# Brief:
Write out the listing below again, precisely as it is given.

# Data shown:
▬▬▬▬▬▬▬▬▬▬

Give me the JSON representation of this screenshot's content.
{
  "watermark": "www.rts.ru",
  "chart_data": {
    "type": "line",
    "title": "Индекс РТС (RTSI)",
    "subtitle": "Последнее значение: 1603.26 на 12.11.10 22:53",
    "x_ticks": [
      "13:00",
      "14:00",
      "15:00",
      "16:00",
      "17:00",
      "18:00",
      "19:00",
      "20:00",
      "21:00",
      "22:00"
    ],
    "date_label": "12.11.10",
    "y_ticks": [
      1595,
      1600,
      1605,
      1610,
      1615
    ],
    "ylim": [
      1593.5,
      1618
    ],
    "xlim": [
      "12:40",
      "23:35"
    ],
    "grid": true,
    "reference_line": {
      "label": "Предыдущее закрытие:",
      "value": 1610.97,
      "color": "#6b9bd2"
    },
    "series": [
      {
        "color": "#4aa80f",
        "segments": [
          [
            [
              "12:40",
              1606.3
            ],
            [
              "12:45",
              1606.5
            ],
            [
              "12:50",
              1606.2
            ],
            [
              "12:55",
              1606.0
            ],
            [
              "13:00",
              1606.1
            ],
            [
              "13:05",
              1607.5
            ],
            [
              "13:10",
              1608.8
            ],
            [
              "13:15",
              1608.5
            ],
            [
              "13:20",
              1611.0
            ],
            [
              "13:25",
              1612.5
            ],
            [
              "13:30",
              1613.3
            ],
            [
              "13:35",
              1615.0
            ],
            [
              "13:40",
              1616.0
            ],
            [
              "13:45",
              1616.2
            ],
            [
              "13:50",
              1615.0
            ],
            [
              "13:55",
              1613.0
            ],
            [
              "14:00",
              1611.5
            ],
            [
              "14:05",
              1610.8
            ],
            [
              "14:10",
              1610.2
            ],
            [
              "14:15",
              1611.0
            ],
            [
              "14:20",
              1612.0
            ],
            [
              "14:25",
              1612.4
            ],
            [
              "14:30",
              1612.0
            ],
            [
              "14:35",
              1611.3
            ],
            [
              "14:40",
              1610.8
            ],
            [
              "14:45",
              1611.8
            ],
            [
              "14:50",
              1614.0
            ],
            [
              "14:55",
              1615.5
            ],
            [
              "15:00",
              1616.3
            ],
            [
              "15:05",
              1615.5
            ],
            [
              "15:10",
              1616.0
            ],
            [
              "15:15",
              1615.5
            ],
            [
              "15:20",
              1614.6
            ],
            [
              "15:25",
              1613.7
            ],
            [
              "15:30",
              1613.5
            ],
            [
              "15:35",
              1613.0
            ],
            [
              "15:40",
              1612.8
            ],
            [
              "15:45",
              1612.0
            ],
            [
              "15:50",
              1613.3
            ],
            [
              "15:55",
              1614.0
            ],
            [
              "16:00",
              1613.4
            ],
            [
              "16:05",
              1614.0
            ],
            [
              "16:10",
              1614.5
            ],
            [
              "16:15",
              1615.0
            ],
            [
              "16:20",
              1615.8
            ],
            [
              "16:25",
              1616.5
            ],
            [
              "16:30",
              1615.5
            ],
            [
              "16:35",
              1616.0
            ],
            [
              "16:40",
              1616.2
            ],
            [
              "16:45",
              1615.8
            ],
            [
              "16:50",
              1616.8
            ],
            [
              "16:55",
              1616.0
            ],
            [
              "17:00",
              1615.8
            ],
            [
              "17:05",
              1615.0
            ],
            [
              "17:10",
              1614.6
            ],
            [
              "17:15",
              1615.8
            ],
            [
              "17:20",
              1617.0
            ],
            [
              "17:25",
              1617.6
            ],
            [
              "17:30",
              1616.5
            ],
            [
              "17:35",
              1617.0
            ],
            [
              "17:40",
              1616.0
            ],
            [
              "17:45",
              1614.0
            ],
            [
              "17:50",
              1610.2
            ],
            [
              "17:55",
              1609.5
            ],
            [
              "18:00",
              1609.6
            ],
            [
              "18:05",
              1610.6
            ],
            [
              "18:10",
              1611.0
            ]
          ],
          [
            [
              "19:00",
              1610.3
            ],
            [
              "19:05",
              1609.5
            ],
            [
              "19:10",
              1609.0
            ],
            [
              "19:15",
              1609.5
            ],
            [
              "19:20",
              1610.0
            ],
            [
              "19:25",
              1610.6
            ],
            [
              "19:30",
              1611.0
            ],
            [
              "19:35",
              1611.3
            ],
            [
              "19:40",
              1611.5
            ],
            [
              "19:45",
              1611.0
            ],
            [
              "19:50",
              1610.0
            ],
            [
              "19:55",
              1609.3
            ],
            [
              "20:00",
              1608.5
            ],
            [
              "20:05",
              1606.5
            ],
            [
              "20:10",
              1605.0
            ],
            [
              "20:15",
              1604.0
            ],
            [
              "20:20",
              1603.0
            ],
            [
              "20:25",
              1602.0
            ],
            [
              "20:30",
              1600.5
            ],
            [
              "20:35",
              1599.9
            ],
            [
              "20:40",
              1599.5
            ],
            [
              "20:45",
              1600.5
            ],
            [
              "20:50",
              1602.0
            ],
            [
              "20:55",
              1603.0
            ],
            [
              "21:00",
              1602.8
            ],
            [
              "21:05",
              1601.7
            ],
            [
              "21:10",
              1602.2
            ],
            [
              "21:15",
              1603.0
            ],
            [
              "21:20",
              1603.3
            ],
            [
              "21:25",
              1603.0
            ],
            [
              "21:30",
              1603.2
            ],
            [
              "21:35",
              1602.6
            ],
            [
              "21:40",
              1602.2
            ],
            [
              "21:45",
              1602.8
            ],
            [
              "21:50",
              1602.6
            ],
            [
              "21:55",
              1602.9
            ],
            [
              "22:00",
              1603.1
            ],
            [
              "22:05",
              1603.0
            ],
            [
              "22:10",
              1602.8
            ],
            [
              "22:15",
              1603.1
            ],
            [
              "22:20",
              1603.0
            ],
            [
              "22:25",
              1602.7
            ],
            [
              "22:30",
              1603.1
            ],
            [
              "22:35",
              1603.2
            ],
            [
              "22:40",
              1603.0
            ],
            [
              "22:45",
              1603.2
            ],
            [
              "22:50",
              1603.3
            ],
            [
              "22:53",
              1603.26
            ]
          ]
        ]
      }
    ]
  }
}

▬▬▬▬▬▬▬▬▬▬

# Task result:
Give me the JSON representation of this screenshot's content.
{
  "watermark": "www.rts.ru",
  "chart_data": {
    "type": "line",
    "title": "Индекс РТС (RTSI)",
    "subtitle": "Последнее значение: 1603.26 на 12.11.10 22:53",
    "x_ticks": [
      "13:00",
      "14:00",
      "15:00",
      "16:00",
      "17:00",
      "18:00",
      "19:00",
      "20:00",
      "21:00",
      "22:00"
    ],
    "date_label": "12.11.10",
    "y_ticks": [
      1595,
      1600,
      1605,
      1610,
      1615
    ],
    "ylim": [
      1593.5,
      1618
    ],
    "xlim": [
      "12:40",
      "23:35"
    ],
    "grid": true,
    "reference_line": {
      "label": "Предыдущее закрытие:",
      "value": 1610.97,
      "color": "#6b9bd2"
    },
    "series": [
      {
        "color": "#4aa80f",
        "segments": [
          [
            [
              "12:40",
              1606.3
            ],
            [
              "12:45",
              1606.5
            ],
            [
              "12:50",
              1606.2
            ],
            [
              "12:55",
              1606.0
            ],
            [
              "13:00",
              1606.1
            ],
            [
              "13:05",
              1607.5
            ],
            [
              "13:10",
              1608.8
            ],
            [
              "13:15",
              1608.5
            ],
            [
              "13:20",
              1611.0
            ],
            [
              "13:25",
              1612.5
            ],
            [
              "13:30",
              1613.3
            ],
            [
              "13:35",
              1615.0
            ],
            [
              "13:40",
              1616.0
            ],
            [
              "13:45",
              1616.2
            ],
            [
              "13:50",
              1615.0
            ],
            [
              "13:55",
              1613.0
            ],
            [
              "14:00",
              1611.5
            ],
            [
              "14:05",
              1610.8
            ],
            [
              "14:10",
              1610.2
            ],
            [
              "14:15",
              1611.0
            ],
            [
              "14:20",
              1612.0
            ],
            [
              "14:25",
              1612.4
            ],
            [
              "14:30",
              1612.0
            ],
            [
              "14:35",
              1611.3
            ],
            [
              "14:40",
              1610.8
            ],
            [
              "14:45",
              1611.8
            ],
            [
              "14:50",
              1614.0
            ],
            [
              "14:55",
              1615.5
            ],
            [
              "15:00",
              1616.3
            ],
            [
              "15:05",
              1615.5
            ],
            [
              "15:10",
              1616.0
            ],
            [
              "15:15",
              1615.5
            ],
            [
              "15:20",
              1614.6
            ],
            [
              "15:25",
              1613.7
            ],
            [
              "15:30",
              1613.5
            ],
            [
              "15:35",
              1613.0
            ],
            [
              "15:40",
              1612.8
            ],
            [
              "15:45",
              1612.0
            ],
            [
              "15:50",
              1613.3
            ],
            [
              "15:55",
              1614.0
            ],
            [
              "16:00",
              1613.4
            ],
            [
              "16:05",
              1614.0
            ],
            [
              "16:10",
              1614.5
            ],
            [
              "16:15",
              1615.0
            ],
            [
              "16:20",
              1615.8
            ],
            [
              "16:25",
              1616.5
            ],
            [
              "16:30",
              1615.5
            ],
            [
              "16:35",
              1616.0
            ],
            [
              "16:40",
              1616.2
            ],
            [
              "16:45",
              1615.8
            ],
            [
              "16:50",
              1616.8
            ],
            [
              "16:55",
              1616.0
            ],
            [
              "17:00",
              1615.8
            ],
            [
              "17:05",
              1615.0
            ],
            [
              "17:10",
              1614.6
            ],
            [
              "17:15",
              1615.8
            ],
            [
              "17:20",
              1617.0
            ],
            [
              "17:25",
              1617.6
            ],
            [
              "17:30",
              1616.5
            ],
            [
              "17:35",
              1617.0
            ],
            [
              "17:40",
              1616.0
            ],
            [
              "17:45",
              1614.0
            ],
            [
              "17:50",
              1610.2
            ],
            [
              "17:55",
              1609.5
            ],
            [
              "18:00",
              1609.6
            ],
            [
              "18:05",
              1610.6
            ],
            [
              "18:10",
              1611.0
            ]
          ],
          [
            [
              "19:00",
              1610.3
            ],
            [
              "19:05",
              1609.5
            ],
            [
              "19:10",
              1609.0
            ],
            [
              "19:15",
              1609.5
            ],
            [
              "19:20",
              1610.0
            ],
            [
              "19:25",
              1610.6
            ],
            [
              "19:30",
              1611.0
            ],
            [
              "19:35",
              1611.3
            ],
            [
              "19:40",
              1611.5
            ],
            [
              "19:45",
              1611.0
            ],
            [
              "19:50",
              1610.0
            ],
            [
              "19:55",
              1609.3
            ],
            [
              "20:00",
              1608.5
            ],
            [
              "20:05",
              1606.5
            ],
            [
              "20:10",
              1605.0
            ],
            [
              "20:15",
              1604.0
            ],
            [
              "20:20",
              1603.0
            ],
            [
              "20:25",
              1602.0
            ],
            [
              "20:30",
              1600.5
            ],
            [
              "20:35",
              1599.9
            ],
            [
              "20:40",
              1599.5
            ],
            [
              "20:45",
              1600.5
            ],
            [
              "20:50",
              1602.0
            ],
            [
              "20:55",
              1603.0
            ],
            [
              "21:00",
              1602.8
            ],
            [
              "21:05",
              1601.7
            ],
            [
              "21:10",
              1602.2
            ],
            [
              "21:15",
              1603.0
            ],
            [
              "21:20",
              1603.3
            ],
            [
              "21:25",
              1603.0
            ],
            [
              "21:30",
              1603.2
            ],
            [
              "21:35",
              1602.6
            ],
            [
              "21:40",
              1602.2
            ],
            [
              "21:45",
              1602.8
            ],
            [
              "21:50",
              1602.6
            ],
            [
              "21:55",
              1602.9
            ],
            [
              "22:00",
              1603.1
            ],
            [
              "22:05",
              1603.0
            ],
            [
              "22:10",
              1602.8
            ],
            [
              "22:15",
              1603.1
            ],
            [
              "22:20",
              1603.0
            ],
            [
              "22:25",
              1602.7
            ],
            [
              "22:30",
              1603.1
            ],
            [
              "22:35",
              1603.2
            ],
            [
              "22:40",
              1603.0
            ],
            [
              "22:45",
              1603.2
            ],
            [
              "22:50",
              1603.3
            ],
            [
              "22:53",
              1603.26
            ]
          ]
        ]
      }
    ]
  }
}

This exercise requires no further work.